_Exercise goal:_
The whole listing below should be printed again exactly, with no images.

_Provided information:_
□ □ □
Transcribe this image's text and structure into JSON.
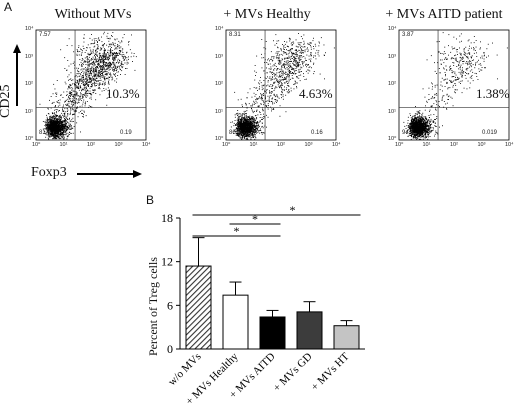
{
  "panel_a": {
    "letter": "A",
    "y_axis_label": "CD25",
    "x_axis_label": "Foxp3",
    "plots": [
      {
        "title": "Without MVs",
        "main_percent": "10.3%",
        "quadrants": {
          "upper_left": "7.57",
          "lower_left": "81.9",
          "lower_right": "0.19"
        },
        "density": "high"
      },
      {
        "title": "+ MVs Healthy",
        "main_percent": "4.63%",
        "quadrants": {
          "upper_left": "8.31",
          "lower_left": "86.9",
          "lower_right": "0.16"
        },
        "density": "medium"
      },
      {
        "title": "+ MVs AITD patient",
        "main_percent": "1.38%",
        "quadrants": {
          "upper_left": "3.87",
          "lower_left": "94.7",
          "lower_right": "0.019"
        },
        "density": "low"
      }
    ],
    "axis_ticks": [
      "10⁰",
      "10¹",
      "10²",
      "10³",
      "10⁴"
    ]
  },
  "panel_b": {
    "letter": "B",
    "significance_symbol": "*"
  },
  "chart_data": {
    "type": "bar",
    "ylabel": "Percent of Treg cells",
    "xlabel": "",
    "ylim": [
      0,
      18
    ],
    "yticks": [
      0,
      6,
      12,
      18
    ],
    "categories": [
      "w/o MVs",
      "+ MVs Healthy",
      "+ MVs AITD",
      "+ MVs GD",
      "+ MVs HT"
    ],
    "values": [
      11.4,
      7.4,
      4.4,
      5.1,
      3.2
    ],
    "errors": [
      3.9,
      1.8,
      0.9,
      1.4,
      0.7
    ],
    "fills": [
      "hatched",
      "#ffffff",
      "#000000",
      "#3c3c3c",
      "#c4c4c4"
    ],
    "significance": [
      {
        "from": 0,
        "to": 2,
        "label": "*"
      },
      {
        "from": 1,
        "to": 2,
        "label": "*"
      },
      {
        "from": 0,
        "to": 4,
        "label": "*"
      }
    ]
  }
}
□ □ □
_Task response:_
Transcribe this image's text and structure into JSON.
{
  "panel_a": {
    "letter": "A",
    "y_axis_label": "CD25",
    "x_axis_label": "Foxp3",
    "plots": [
      {
        "title": "Without MVs",
        "main_percent": "10.3%",
        "quadrants": {
          "upper_left": "7.57",
          "lower_left": "81.9",
          "lower_right": "0.19"
        },
        "density": "high"
      },
      {
        "title": "+ MVs Healthy",
        "main_percent": "4.63%",
        "quadrants": {
          "upper_left": "8.31",
          "lower_left": "86.9",
          "lower_right": "0.16"
        },
        "density": "medium"
      },
      {
        "title": "+ MVs AITD patient",
        "main_percent": "1.38%",
        "quadrants": {
          "upper_left": "3.87",
          "lower_left": "94.7",
          "lower_right": "0.019"
        },
        "density": "low"
      }
    ],
    "axis_ticks": [
      "10⁰",
      "10¹",
      "10²",
      "10³",
      "10⁴"
    ]
  },
  "panel_b": {
    "letter": "B",
    "significance_symbol": "*"
  },
  "chart_data": {
    "type": "bar",
    "ylabel": "Percent of Treg cells",
    "xlabel": "",
    "ylim": [
      0,
      18
    ],
    "yticks": [
      0,
      6,
      12,
      18
    ],
    "categories": [
      "w/o MVs",
      "+ MVs Healthy",
      "+ MVs AITD",
      "+ MVs GD",
      "+ MVs HT"
    ],
    "values": [
      11.4,
      7.4,
      4.4,
      5.1,
      3.2
    ],
    "errors": [
      3.9,
      1.8,
      0.9,
      1.4,
      0.7
    ],
    "fills": [
      "hatched",
      "#ffffff",
      "#000000",
      "#3c3c3c",
      "#c4c4c4"
    ],
    "significance": [
      {
        "from": 0,
        "to": 2,
        "label": "*"
      },
      {
        "from": 1,
        "to": 2,
        "label": "*"
      },
      {
        "from": 0,
        "to": 4,
        "label": "*"
      }
    ]
  }
}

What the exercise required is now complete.